Challenge >> Can you reproduce the rows verbatim, starting with the line containing "List UI elements" and ending with the line containing "leader-line [14, 70, 16, 273]", both of those lines included?

Saved entries:
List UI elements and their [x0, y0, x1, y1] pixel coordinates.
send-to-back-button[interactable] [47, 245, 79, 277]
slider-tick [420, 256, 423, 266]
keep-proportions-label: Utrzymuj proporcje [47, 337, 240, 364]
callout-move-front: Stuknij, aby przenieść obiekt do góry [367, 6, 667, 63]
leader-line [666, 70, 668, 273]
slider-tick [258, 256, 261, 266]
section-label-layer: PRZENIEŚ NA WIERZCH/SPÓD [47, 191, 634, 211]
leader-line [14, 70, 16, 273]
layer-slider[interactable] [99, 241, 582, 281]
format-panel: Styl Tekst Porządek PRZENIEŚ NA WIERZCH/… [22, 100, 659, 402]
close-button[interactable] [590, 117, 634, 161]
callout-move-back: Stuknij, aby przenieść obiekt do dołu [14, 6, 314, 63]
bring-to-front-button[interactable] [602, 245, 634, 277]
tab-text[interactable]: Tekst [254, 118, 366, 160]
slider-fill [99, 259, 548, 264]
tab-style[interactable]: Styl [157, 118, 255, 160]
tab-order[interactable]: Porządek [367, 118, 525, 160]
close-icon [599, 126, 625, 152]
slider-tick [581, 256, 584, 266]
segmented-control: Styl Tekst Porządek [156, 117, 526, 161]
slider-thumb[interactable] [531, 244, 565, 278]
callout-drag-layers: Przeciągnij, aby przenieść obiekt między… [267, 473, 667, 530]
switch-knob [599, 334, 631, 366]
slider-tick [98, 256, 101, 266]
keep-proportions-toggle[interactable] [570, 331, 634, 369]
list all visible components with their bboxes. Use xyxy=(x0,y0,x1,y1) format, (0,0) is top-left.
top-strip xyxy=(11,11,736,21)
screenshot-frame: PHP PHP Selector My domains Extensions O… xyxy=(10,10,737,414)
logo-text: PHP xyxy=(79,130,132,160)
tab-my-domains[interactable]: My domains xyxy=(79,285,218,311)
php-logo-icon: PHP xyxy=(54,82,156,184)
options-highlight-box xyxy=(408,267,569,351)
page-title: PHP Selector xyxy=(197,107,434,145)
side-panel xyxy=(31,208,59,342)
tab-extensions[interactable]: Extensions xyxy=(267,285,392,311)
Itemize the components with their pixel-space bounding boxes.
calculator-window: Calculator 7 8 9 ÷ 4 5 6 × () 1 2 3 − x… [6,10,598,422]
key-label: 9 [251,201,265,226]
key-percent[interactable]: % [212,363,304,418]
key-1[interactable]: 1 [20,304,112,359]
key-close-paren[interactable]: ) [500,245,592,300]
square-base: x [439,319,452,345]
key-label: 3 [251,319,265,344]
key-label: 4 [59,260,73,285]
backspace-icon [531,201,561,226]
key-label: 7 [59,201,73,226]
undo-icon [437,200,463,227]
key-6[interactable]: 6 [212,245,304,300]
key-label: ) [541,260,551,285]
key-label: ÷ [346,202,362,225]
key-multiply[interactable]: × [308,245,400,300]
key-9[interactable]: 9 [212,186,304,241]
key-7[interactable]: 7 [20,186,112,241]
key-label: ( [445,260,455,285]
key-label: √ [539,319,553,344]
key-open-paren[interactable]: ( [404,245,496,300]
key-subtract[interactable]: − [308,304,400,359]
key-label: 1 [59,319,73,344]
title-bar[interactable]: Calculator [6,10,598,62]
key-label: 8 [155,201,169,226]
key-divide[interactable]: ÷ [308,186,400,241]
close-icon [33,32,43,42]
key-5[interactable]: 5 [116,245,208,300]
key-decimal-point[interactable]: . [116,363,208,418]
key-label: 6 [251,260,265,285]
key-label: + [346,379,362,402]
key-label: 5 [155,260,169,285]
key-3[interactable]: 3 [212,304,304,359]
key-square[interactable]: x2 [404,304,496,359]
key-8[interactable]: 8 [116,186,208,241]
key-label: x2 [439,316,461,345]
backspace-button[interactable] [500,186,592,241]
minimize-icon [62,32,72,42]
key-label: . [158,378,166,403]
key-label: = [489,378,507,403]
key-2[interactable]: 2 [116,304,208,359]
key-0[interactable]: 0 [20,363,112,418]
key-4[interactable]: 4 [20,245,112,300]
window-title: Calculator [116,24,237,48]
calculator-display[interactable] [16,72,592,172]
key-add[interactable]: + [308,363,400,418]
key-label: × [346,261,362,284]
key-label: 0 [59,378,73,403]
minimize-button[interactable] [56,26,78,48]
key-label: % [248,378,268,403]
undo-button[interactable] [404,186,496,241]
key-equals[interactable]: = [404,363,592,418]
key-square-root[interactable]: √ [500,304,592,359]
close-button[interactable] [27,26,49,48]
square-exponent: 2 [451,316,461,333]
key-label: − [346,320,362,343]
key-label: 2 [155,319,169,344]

==

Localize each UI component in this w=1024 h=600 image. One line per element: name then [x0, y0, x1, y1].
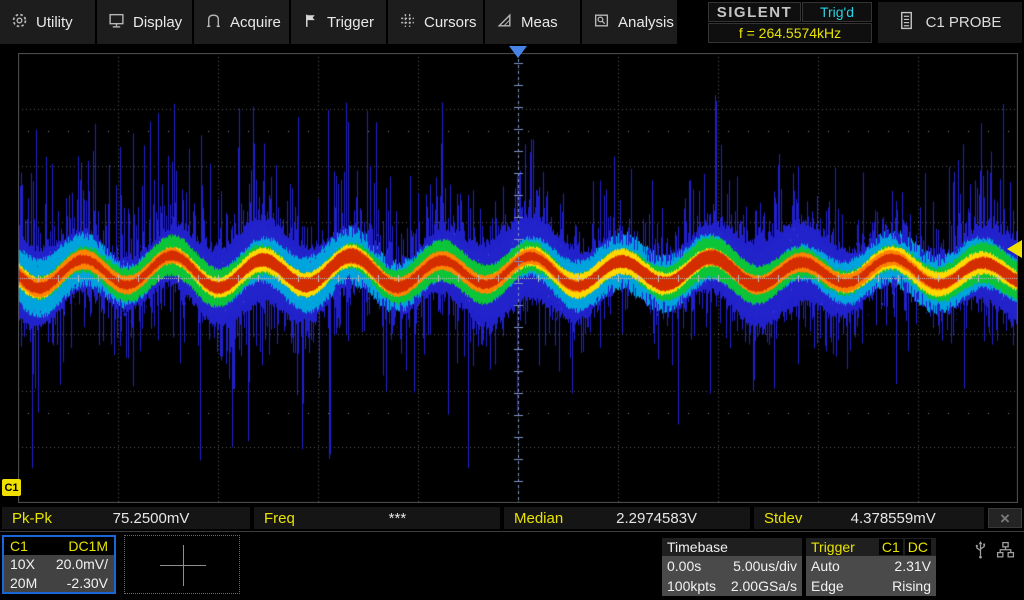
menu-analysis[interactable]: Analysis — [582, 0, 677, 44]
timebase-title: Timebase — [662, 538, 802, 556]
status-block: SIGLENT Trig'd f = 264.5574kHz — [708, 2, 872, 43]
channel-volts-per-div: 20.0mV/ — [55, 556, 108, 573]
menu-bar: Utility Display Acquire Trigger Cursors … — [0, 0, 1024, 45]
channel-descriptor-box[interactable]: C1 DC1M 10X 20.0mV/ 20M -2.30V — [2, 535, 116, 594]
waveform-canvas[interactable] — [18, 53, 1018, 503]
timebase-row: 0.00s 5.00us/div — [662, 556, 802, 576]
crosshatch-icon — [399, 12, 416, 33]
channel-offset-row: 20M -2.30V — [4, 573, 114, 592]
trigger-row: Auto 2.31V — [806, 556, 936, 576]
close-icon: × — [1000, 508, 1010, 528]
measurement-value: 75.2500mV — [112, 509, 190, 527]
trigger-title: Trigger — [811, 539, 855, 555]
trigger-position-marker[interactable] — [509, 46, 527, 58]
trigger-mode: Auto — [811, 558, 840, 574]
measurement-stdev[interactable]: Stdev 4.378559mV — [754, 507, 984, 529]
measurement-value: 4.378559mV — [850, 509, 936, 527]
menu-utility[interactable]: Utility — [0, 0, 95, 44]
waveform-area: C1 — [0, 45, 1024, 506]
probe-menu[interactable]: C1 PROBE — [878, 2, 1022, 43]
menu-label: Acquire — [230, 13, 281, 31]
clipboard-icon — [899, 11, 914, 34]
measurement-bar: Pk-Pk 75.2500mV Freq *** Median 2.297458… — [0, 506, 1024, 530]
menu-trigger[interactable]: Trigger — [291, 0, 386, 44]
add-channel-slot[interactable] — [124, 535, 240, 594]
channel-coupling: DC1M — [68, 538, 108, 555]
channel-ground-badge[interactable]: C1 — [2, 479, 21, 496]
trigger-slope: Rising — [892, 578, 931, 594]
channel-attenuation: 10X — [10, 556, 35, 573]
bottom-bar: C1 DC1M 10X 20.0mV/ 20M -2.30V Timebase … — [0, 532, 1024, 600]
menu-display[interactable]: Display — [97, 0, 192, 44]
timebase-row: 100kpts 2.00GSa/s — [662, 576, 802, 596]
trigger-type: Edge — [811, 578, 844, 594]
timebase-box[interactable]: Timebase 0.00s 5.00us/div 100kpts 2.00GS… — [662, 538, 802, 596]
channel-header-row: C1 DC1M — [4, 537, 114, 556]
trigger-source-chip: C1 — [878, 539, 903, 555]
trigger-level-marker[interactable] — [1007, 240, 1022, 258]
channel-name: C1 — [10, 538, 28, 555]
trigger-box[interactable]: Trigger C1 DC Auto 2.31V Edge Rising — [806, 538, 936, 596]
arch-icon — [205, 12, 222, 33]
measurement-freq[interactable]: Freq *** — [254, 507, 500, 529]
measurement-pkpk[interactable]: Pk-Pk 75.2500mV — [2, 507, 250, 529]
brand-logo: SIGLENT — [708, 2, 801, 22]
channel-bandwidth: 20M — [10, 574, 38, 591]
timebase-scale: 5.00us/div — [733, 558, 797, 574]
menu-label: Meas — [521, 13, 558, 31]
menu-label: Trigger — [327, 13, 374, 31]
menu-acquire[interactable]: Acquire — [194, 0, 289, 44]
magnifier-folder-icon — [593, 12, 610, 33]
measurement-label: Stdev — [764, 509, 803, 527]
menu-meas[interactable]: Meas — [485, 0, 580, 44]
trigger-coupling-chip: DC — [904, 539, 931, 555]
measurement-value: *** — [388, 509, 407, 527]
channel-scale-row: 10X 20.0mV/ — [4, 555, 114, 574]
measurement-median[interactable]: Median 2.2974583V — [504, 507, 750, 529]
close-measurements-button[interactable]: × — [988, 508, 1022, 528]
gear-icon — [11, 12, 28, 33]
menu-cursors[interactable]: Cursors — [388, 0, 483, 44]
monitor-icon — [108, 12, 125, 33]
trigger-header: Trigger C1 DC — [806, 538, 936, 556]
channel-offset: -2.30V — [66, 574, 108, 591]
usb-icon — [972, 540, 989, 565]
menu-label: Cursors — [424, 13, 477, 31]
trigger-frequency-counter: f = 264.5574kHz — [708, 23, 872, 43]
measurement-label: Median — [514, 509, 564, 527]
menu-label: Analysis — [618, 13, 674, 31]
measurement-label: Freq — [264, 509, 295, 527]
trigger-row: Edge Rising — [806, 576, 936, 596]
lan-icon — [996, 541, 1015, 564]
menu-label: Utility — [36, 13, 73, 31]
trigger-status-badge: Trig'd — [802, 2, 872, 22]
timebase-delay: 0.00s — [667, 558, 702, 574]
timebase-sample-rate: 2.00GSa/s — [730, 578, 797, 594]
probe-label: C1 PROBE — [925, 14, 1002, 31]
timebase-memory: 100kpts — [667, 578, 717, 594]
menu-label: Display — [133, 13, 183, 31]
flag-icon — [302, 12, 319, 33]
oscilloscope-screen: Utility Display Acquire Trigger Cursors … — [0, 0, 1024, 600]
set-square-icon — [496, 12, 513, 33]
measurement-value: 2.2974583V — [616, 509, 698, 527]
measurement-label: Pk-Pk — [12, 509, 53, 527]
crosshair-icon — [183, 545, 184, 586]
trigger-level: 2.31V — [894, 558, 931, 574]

Solution to this task >>
List UI elements and their [x0, y0, x1, y1] pixel coordinates.
send-to-back-button[interactable] [47, 245, 79, 277]
slider-tick [420, 256, 423, 266]
keep-proportions-label: Utrzymuj proporcje [47, 337, 240, 364]
callout-move-front: Stuknij, aby przenieść obiekt do góry [367, 6, 667, 63]
leader-line [666, 70, 668, 273]
slider-tick [258, 256, 261, 266]
section-label-layer: PRZENIEŚ NA WIERZCH/SPÓD [47, 191, 634, 211]
leader-line [14, 70, 16, 273]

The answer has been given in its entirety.